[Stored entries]
===============

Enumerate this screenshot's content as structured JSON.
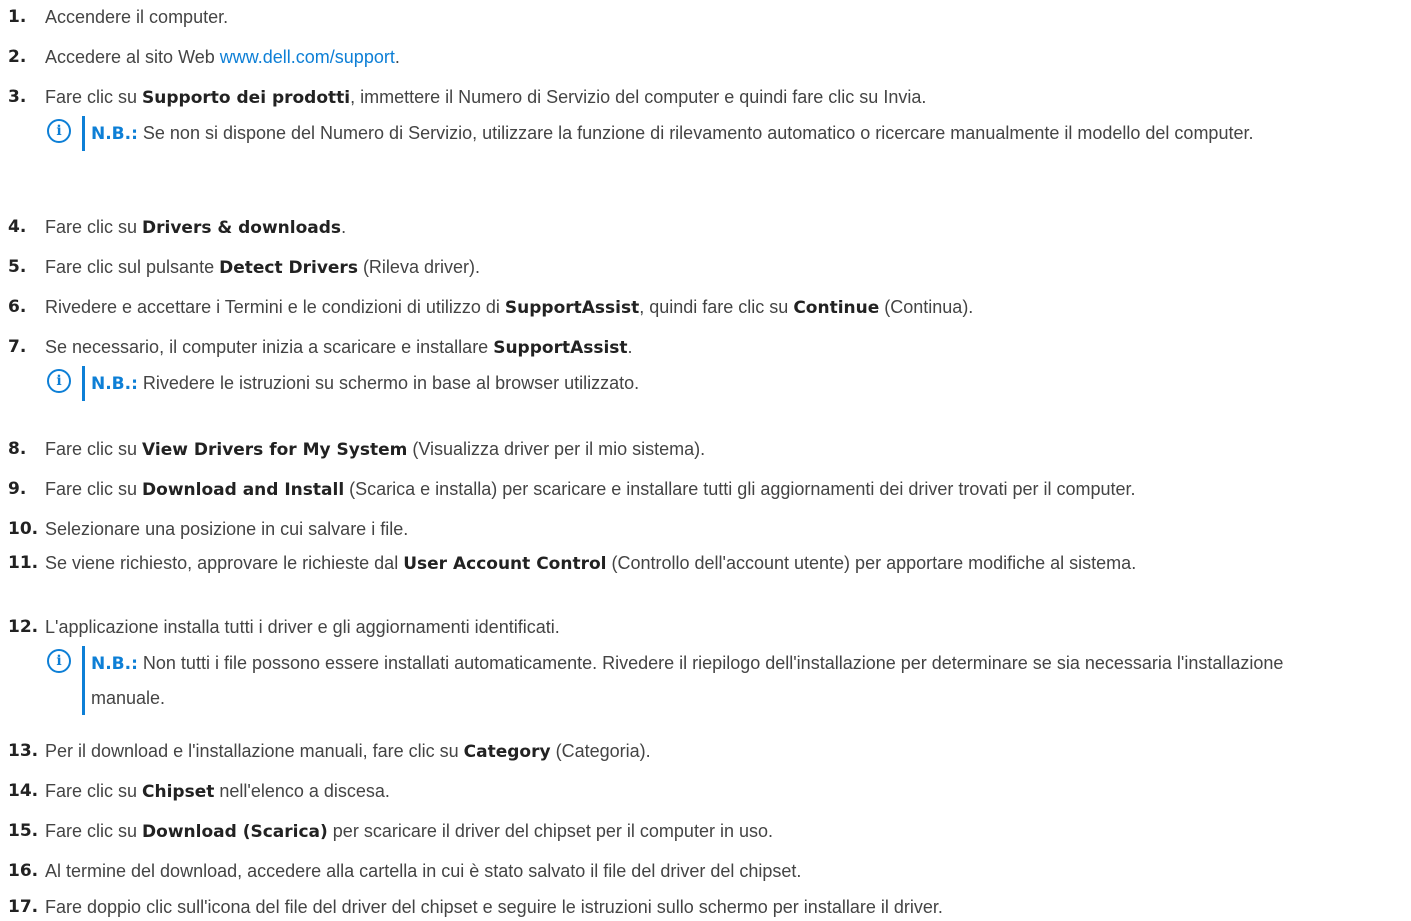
{
  "steps": [
    {
      "n": "1.",
      "text": "Accendere il computer."
    },
    {
      "n": "2.",
      "a": "Accedere al sito Web ",
      "link": "www.dell.com/support",
      "b": "."
    },
    {
      "n": "3.",
      "a": "Fare clic su ",
      "bold": "Supporto dei prodotti",
      "b": ", immettere il Numero di Servizio del computer e quindi fare clic su Invia."
    },
    {
      "n": "4.",
      "a": "Fare clic su ",
      "bold": "Drivers & downloads",
      "b": "."
    },
    {
      "n": "5.",
      "a": "Fare clic sul pulsante ",
      "bold": "Detect Drivers",
      "b": " (Rileva driver)."
    },
    {
      "n": "6.",
      "a": "Rivedere e accettare i Termini e le condizioni di utilizzo di ",
      "bold": "SupportAssist",
      "b": ", quindi fare clic su ",
      "bold2": "Continue",
      "c": " (Continua)."
    },
    {
      "n": "7.",
      "a": "Se necessario, il computer inizia a scaricare e installare ",
      "bold": "SupportAssist",
      "b": "."
    },
    {
      "n": "8.",
      "a": "Fare clic su ",
      "bold": "View Drivers for My System",
      "b": " (Visualizza driver per il mio sistema)."
    },
    {
      "n": "9.",
      "a": "Fare clic su ",
      "bold": "Download and Install",
      "b": " (Scarica e installa) per scaricare e installare tutti gli aggiornamenti dei driver trovati per il computer."
    },
    {
      "n": "10.",
      "text": "Selezionare una posizione in cui salvare i file."
    },
    {
      "n": "11.",
      "a": "Se viene richiesto, approvare le richieste dal ",
      "bold": "User Account Control",
      "b": " (Controllo dell'account utente) per apportare modifiche al sistema."
    },
    {
      "n": "12.",
      "text": "L'applicazione installa tutti i driver e gli aggiornamenti identificati."
    },
    {
      "n": "13.",
      "a": "Per il download e l'installazione manuali, fare clic su ",
      "bold": "Category",
      "b": " (Categoria)."
    },
    {
      "n": "14.",
      "a": "Fare clic su ",
      "bold": "Chipset",
      "b": " nell'elenco a discesa."
    },
    {
      "n": "15.",
      "a": "Fare clic su ",
      "bold": "Download (Scarica)",
      "b": " per scaricare il driver del chipset per il computer in uso."
    },
    {
      "n": "16.",
      "text": "Al termine del download, accedere alla cartella in cui è stato salvato il file del driver del chipset."
    },
    {
      "n": "17.",
      "text": "Fare doppio clic sull'icona del file del driver del chipset e seguire le istruzioni sullo schermo per installare il driver."
    }
  ],
  "notes": [
    {
      "label": "N.B.:",
      "text": " Se non si dispone del Numero di Servizio, utilizzare la funzione di rilevamento automatico o ricercare manualmente il modello del computer."
    },
    {
      "label": "N.B.:",
      "text": " Rivedere le istruzioni su schermo in base al browser utilizzato."
    },
    {
      "label": "N.B.:",
      "text": " Non tutti i file possono essere installati automaticamente. Rivedere il riepilogo dell'installazione per determinare se sia necessaria l'installazione manuale."
    }
  ],
  "icon_glyph": "i",
  "colors": {
    "accent": "#0d7fd6",
    "text": "#444444",
    "bold": "#222222"
  }
}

===============

● Prompt
From the entries above, list each line with "installazione" in it.

● Written response
      "a": "Per il download e l'installazione manuali, fare clic su ",
      "text": " Non tutti i file possono essere installati automaticamente. Rivedere il riepilogo dell'installazione per determinare se sia necessaria l'installazione manuale."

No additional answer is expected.